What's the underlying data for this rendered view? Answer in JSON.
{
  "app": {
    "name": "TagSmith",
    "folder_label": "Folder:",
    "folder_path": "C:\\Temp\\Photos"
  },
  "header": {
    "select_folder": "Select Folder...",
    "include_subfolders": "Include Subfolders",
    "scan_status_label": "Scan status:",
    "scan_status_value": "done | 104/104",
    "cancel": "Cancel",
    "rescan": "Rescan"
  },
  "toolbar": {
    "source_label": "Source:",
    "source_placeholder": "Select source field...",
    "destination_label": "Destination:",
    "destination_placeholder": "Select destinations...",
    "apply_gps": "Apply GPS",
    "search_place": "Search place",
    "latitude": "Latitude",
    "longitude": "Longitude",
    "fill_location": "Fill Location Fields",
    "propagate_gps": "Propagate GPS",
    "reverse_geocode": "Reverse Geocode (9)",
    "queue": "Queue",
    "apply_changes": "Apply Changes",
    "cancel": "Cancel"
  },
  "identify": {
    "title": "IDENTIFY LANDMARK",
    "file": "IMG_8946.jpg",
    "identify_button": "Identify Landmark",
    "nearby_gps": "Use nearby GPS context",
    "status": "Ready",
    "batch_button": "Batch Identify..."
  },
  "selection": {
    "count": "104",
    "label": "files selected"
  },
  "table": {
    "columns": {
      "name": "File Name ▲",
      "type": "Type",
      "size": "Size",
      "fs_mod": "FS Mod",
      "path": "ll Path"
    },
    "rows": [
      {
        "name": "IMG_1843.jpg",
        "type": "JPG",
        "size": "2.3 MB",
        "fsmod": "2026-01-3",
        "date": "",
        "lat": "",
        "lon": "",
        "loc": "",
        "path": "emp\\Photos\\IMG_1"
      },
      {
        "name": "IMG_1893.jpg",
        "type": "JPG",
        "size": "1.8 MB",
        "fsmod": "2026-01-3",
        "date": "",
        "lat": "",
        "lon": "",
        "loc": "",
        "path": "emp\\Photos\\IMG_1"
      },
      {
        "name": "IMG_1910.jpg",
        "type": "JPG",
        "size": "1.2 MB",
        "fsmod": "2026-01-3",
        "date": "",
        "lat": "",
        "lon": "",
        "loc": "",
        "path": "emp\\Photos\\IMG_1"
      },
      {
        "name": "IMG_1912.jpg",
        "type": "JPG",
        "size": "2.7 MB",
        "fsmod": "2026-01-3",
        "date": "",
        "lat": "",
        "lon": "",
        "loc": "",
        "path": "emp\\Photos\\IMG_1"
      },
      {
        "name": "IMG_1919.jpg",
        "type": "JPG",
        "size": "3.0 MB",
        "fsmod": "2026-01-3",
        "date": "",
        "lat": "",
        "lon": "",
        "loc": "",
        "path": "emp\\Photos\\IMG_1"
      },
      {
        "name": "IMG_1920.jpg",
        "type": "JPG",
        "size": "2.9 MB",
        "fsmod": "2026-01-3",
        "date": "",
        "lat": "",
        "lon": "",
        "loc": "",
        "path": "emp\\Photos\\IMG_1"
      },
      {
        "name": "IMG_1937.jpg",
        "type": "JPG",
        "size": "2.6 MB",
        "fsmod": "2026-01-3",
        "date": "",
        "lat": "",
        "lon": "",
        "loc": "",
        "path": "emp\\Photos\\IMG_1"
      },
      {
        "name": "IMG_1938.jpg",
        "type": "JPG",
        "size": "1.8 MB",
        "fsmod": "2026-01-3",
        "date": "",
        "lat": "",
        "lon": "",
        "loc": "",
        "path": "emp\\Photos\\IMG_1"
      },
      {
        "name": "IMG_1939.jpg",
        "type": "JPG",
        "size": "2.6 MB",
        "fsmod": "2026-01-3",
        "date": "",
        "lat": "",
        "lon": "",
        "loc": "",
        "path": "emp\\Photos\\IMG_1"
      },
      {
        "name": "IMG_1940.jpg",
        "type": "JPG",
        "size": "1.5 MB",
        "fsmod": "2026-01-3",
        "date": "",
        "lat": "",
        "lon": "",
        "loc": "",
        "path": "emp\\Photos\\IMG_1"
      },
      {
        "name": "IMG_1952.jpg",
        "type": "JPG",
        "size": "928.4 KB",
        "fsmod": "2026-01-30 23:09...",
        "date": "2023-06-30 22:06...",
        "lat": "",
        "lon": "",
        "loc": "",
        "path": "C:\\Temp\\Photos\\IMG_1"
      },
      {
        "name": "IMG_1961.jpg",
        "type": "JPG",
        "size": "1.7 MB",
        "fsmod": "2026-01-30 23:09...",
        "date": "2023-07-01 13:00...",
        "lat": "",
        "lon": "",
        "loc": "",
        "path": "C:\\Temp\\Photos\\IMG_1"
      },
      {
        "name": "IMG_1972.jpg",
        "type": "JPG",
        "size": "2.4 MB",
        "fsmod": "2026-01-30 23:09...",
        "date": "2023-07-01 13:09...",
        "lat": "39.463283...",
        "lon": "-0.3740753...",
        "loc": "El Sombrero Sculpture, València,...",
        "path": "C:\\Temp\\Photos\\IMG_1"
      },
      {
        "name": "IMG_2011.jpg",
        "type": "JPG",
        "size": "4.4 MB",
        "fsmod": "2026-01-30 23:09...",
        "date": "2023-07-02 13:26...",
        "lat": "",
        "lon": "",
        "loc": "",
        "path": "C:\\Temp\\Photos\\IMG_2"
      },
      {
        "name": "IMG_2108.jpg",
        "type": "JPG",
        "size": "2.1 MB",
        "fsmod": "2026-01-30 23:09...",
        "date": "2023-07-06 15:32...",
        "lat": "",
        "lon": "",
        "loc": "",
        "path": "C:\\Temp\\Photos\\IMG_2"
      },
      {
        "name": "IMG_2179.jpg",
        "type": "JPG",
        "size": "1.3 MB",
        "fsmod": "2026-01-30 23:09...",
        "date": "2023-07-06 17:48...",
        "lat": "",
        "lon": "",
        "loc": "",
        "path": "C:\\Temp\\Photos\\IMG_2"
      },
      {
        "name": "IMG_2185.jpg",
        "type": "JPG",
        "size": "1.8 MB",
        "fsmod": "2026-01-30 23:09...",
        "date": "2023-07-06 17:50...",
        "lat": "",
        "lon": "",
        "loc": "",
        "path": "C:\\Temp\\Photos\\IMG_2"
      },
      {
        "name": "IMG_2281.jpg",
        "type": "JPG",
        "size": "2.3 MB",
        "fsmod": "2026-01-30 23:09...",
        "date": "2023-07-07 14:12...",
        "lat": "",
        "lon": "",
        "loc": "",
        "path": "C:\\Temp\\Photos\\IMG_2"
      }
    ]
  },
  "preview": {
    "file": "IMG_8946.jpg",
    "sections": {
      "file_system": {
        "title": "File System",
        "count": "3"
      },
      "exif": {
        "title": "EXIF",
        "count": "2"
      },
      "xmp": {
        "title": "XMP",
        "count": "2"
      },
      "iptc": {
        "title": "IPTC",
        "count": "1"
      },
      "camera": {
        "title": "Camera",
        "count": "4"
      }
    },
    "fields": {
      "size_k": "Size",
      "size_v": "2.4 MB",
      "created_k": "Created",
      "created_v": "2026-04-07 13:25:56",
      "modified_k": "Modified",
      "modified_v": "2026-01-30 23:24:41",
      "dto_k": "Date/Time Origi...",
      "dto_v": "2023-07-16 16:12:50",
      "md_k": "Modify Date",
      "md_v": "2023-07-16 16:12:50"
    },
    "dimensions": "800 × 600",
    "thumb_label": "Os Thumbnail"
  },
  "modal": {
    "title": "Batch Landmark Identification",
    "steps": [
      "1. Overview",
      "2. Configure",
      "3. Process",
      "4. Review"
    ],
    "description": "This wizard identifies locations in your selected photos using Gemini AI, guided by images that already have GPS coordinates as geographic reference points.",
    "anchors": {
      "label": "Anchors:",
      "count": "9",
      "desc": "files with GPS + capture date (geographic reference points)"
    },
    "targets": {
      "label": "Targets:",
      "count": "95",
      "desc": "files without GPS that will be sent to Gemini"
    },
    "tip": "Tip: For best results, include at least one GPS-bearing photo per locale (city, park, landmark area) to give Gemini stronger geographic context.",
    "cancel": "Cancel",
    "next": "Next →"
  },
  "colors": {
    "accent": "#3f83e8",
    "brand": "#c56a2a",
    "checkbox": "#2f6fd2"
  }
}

--------------------------------

= Do this =
Find the lines holding "Apply" and list every one.

= Output for this task =
    "apply_gps": "Apply GPS",
    "apply_changes": "Apply Changes",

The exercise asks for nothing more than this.